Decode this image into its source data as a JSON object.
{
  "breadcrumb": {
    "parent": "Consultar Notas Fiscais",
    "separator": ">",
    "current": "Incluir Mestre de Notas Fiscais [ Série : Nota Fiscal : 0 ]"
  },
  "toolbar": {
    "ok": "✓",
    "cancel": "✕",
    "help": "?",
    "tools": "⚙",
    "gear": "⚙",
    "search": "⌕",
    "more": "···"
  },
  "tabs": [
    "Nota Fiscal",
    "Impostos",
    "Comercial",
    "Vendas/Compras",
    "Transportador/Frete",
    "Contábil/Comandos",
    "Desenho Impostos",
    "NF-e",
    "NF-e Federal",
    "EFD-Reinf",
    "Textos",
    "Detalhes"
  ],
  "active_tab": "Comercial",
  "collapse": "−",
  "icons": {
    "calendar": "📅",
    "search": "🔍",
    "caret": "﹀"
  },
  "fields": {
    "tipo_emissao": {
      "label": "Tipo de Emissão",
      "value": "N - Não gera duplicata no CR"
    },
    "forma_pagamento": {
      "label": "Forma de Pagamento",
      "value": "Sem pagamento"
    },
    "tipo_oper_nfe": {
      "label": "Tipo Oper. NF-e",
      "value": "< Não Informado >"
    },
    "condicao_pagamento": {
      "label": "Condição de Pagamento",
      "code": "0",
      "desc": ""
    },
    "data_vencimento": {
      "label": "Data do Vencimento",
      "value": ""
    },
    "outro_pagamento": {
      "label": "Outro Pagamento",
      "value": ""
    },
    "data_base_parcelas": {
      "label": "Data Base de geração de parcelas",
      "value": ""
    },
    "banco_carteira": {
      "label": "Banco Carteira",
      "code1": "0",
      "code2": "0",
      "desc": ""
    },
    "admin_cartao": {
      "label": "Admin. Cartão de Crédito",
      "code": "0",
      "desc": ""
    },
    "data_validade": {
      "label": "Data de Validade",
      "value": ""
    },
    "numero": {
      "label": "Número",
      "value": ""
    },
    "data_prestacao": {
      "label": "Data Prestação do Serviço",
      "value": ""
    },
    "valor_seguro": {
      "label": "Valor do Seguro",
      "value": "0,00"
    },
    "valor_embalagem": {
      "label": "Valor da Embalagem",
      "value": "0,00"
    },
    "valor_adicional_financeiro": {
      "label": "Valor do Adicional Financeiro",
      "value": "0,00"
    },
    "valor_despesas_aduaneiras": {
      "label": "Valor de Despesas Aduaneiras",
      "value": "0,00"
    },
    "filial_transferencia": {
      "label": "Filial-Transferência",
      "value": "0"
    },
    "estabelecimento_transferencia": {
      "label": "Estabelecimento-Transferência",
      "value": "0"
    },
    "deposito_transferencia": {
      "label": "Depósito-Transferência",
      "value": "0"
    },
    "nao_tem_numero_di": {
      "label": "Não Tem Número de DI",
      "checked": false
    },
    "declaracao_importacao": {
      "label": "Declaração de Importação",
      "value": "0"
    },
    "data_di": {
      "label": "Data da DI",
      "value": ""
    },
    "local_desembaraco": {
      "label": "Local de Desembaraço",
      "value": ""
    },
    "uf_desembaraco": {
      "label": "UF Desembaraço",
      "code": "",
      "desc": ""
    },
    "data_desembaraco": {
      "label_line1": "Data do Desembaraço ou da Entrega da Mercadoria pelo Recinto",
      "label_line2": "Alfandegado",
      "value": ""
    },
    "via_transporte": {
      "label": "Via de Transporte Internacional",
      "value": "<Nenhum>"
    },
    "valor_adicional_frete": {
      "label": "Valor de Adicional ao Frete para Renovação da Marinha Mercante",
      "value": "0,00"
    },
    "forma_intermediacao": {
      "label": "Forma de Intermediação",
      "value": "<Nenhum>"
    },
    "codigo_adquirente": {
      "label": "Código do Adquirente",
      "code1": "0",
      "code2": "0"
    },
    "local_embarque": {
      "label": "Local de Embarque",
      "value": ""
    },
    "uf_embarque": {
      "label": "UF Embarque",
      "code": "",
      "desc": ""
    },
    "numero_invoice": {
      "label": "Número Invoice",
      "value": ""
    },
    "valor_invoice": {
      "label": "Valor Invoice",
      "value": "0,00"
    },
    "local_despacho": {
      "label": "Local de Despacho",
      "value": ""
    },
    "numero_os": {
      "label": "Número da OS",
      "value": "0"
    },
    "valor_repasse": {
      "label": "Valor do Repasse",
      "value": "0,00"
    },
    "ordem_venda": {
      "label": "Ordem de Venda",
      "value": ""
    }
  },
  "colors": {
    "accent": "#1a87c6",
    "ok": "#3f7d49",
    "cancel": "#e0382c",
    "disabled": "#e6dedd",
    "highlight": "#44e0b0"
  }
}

SET PROBLEM: Would you copy out each line exactly as written?

RIGHT ANSWER:
Decode this image into its source data as a JSON object.
{
  "breadcrumb": {
    "parent": "Consultar Notas Fiscais",
    "separator": ">",
    "current": "Incluir Mestre de Notas Fiscais [ Série : Nota Fiscal : 0 ]"
  },
  "toolbar": {
    "ok": "✓",
    "cancel": "✕",
    "help": "?",
    "tools": "⚙",
    "gear": "⚙",
    "search": "⌕",
    "more": "···"
  },
  "tabs": [
    "Nota Fiscal",
    "Impostos",
    "Comercial",
    "Vendas/Compras",
    "Transportador/Frete",
    "Contábil/Comandos",
    "Desenho Impostos",
    "NF-e",
    "NF-e Federal",
    "EFD-Reinf",
    "Textos",
    "Detalhes"
  ],
  "active_tab": "Comercial",
  "collapse": "−",
  "icons": {
    "calendar": "📅",
    "search": "🔍",
    "caret": "﹀"
  },
  "fields": {
    "tipo_emissao": {
      "label": "Tipo de Emissão",
      "value": "N - Não gera duplicata no CR"
    },
    "forma_pagamento": {
      "label": "Forma de Pagamento",
      "value": "Sem pagamento"
    },
    "tipo_oper_nfe": {
      "label": "Tipo Oper. NF-e",
      "value": "< Não Informado >"
    },
    "condicao_pagamento": {
      "label": "Condição de Pagamento",
      "code": "0",
      "desc": ""
    },
    "data_vencimento": {
      "label": "Data do Vencimento",
      "value": ""
    },
    "outro_pagamento": {
      "label": "Outro Pagamento",
      "value": ""
    },
    "data_base_parcelas": {
      "label": "Data Base de geração de parcelas",
      "value": ""
    },
    "banco_carteira": {
      "label": "Banco Carteira",
      "code1": "0",
      "code2": "0",
      "desc": ""
    },
    "admin_cartao": {
      "label": "Admin. Cartão de Crédito",
      "code": "0",
      "desc": ""
    },
    "data_validade": {
      "label": "Data de Validade",
      "value": ""
    },
    "numero": {
      "label": "Número",
      "value": ""
    },
    "data_prestacao": {
      "label": "Data Prestação do Serviço",
      "value": ""
    },
    "valor_seguro": {
      "label": "Valor do Seguro",
      "value": "0,00"
    },
    "valor_embalagem": {
      "label": "Valor da Embalagem",
      "value": "0,00"
    },
    "valor_adicional_financeiro": {
      "label": "Valor do Adicional Financeiro",
      "value": "0,00"
    },
    "valor_despesas_aduaneiras": {
      "label": "Valor de Despesas Aduaneiras",
      "value": "0,00"
    },
    "filial_transferencia": {
      "label": "Filial-Transferência",
      "value": "0"
    },
    "estabelecimento_transferencia": {
      "label": "Estabelecimento-Transferência",
      "value": "0"
    },
    "deposito_transferencia": {
      "label": "Depósito-Transferência",
      "value": "0"
    },
    "nao_tem_numero_di": {
      "label": "Não Tem Número de DI",
      "checked": false
    },
    "declaracao_importacao": {
      "label": "Declaração de Importação",
      "value": "0"
    },
    "data_di": {
      "label": "Data da DI",
      "value": ""
    },
    "local_desembaraco": {
      "label": "Local de Desembaraço",
      "value": ""
    },
    "uf_desembaraco": {
      "label": "UF Desembaraço",
      "code": "",
      "desc": ""
    },
    "data_desembaraco": {
      "label_line1": "Data do Desembaraço ou da Entrega da Mercadoria pelo Recinto",
      "label_line2": "Alfandegado",
      "value": ""
    },
    "via_transporte": {
      "label": "Via de Transporte Internacional",
      "value": "<Nenhum>"
    },
    "valor_adicional_frete": {
      "label": "Valor de Adicional ao Frete para Renovação da Marinha Mercante",
      "value": "0,00"
    },
    "forma_intermediacao": {
      "label": "Forma de Intermediação",
      "value": "<Nenhum>"
    },
    "codigo_adquirente": {
      "label": "Código do Adquirente",
      "code1": "0",
      "code2": "0"
    },
    "local_embarque": {
      "label": "Local de Embarque",
      "value": ""
    },
    "uf_embarque": {
      "label": "UF Embarque",
      "code": "",
      "desc": ""
    },
    "numero_invoice": {
      "label": "Número Invoice",
      "value": ""
    },
    "valor_invoice": {
      "label": "Valor Invoice",
      "value": "0,00"
    },
    "local_despacho": {
      "label": "Local de Despacho",
      "value": ""
    },
    "numero_os": {
      "label": "Número da OS",
      "value": "0"
    },
    "valor_repasse": {
      "label": "Valor do Repasse",
      "value": "0,00"
    },
    "ordem_venda": {
      "label": "Ordem de Venda",
      "value": ""
    }
  },
  "colors": {
    "accent": "#1a87c6",
    "ok": "#3f7d49",
    "cancel": "#e0382c",
    "disabled": "#e6dedd",
    "highlight": "#44e0b0"
  }
}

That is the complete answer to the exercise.